### Data excerpts
====================

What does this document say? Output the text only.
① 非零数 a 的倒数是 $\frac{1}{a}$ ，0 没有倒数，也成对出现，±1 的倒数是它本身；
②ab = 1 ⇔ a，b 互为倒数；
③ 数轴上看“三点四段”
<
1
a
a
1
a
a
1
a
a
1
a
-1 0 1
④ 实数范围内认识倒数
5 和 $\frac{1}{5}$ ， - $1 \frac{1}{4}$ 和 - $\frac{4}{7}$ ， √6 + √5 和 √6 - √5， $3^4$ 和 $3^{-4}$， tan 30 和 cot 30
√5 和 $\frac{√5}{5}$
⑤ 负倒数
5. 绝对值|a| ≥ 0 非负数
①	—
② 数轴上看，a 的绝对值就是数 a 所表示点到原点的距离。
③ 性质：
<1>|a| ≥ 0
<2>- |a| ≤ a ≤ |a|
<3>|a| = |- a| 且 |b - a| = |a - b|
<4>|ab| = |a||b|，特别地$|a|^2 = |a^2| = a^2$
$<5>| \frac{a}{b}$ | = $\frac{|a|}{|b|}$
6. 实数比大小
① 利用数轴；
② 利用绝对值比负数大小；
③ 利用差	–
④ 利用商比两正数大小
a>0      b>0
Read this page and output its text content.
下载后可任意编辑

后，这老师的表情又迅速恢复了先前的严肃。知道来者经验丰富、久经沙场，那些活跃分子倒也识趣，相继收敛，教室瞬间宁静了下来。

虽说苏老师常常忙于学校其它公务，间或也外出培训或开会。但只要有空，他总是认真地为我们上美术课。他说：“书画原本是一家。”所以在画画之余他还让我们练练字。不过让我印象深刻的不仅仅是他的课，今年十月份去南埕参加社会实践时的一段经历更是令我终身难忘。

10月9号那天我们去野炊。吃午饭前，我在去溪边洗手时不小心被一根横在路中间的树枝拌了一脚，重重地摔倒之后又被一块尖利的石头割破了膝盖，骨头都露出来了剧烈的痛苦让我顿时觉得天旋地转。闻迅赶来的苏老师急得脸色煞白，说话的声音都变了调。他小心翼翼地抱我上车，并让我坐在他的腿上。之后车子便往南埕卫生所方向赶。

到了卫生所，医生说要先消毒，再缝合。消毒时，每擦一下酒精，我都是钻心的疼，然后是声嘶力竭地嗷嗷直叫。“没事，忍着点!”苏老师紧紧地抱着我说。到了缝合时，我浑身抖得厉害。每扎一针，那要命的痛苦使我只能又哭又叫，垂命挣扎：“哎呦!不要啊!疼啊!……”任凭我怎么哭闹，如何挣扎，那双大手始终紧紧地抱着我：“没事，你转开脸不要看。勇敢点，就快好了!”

====================

### Written exercise
Print every entry exactly as written.

### Answer to the task
What does this document say? Output the text only.
① 非零数 a 的倒数是 $\frac{1}{a}$ ，0 没有倒数，也成对出现，±1 的倒数是它本身；
②ab = 1 ⇔ a，b 互为倒数；
③ 数轴上看“三点四段”
<
1
a
a
1
a
a
1
a
a
1
a
-1 0 1
④ 实数范围内认识倒数
5 和 $\frac{1}{5}$ ， - $1 \frac{1}{4}$ 和 - $\frac{4}{7}$ ， √6 + √5 和 √6 - √5， $3^4$ 和 $3^{-4}$， tan 30 和 cot 30
√5 和 $\frac{√5}{5}$
⑤ 负倒数
5. 绝对值|a| ≥ 0 非负数
①	—
② 数轴上看，a 的绝对值就是数 a 所表示点到原点的距离。
③ 性质：
<1>|a| ≥ 0
<2>- |a| ≤ a ≤ |a|
<3>|a| = |- a| 且 |b - a| = |a - b|
<4>|ab| = |a||b|，特别地$|a|^2 = |a^2| = a^2$
$<5>| \frac{a}{b}$ | = $\frac{|a|}{|b|}$
6. 实数比大小
① 利用数轴；
② 利用绝对值比负数大小；
③ 利用差	–
④ 利用商比两正数大小
a>0      b>0
Read this page and output its text content.
下载后可任意编辑

后，这老师的表情又迅速恢复了先前的严肃。知道来者经验丰富、久经沙场，那些活跃分子倒也识趣，相继收敛，教室瞬间宁静了下来。

虽说苏老师常常忙于学校其它公务，间或也外出培训或开会。但只要有空，他总是认真地为我们上美术课。他说：“书画原本是一家。”所以在画画之余他还让我们练练字。不过让我印象深刻的不仅仅是他的课，今年十月份去南埕参加社会实践时的一段经历更是令我终身难忘。

10月9号那天我们去野炊。吃午饭前，我在去溪边洗手时不小心被一根横在路中间的树枝拌了一脚，重重地摔倒之后又被一块尖利的石头割破了膝盖，骨头都露出来了剧烈的痛苦让我顿时觉得天旋地转。闻迅赶来的苏老师急得脸色煞白，说话的声音都变了调。他小心翼翼地抱我上车，并让我坐在他的腿上。之后车子便往南埕卫生所方向赶。

到了卫生所，医生说要先消毒，再缝合。消毒时，每擦一下酒精，我都是钻心的疼，然后是声嘶力竭地嗷嗷直叫。“没事，忍着点!”苏老师紧紧地抱着我说。到了缝合时，我浑身抖得厉害。每扎一针，那要命的痛苦使我只能又哭又叫，垂命挣扎：“哎呦!不要啊!疼啊!……”任凭我怎么哭闹，如何挣扎，那双大手始终紧紧地抱着我：“没事，你转开脸不要看。勇敢点，就快好了!”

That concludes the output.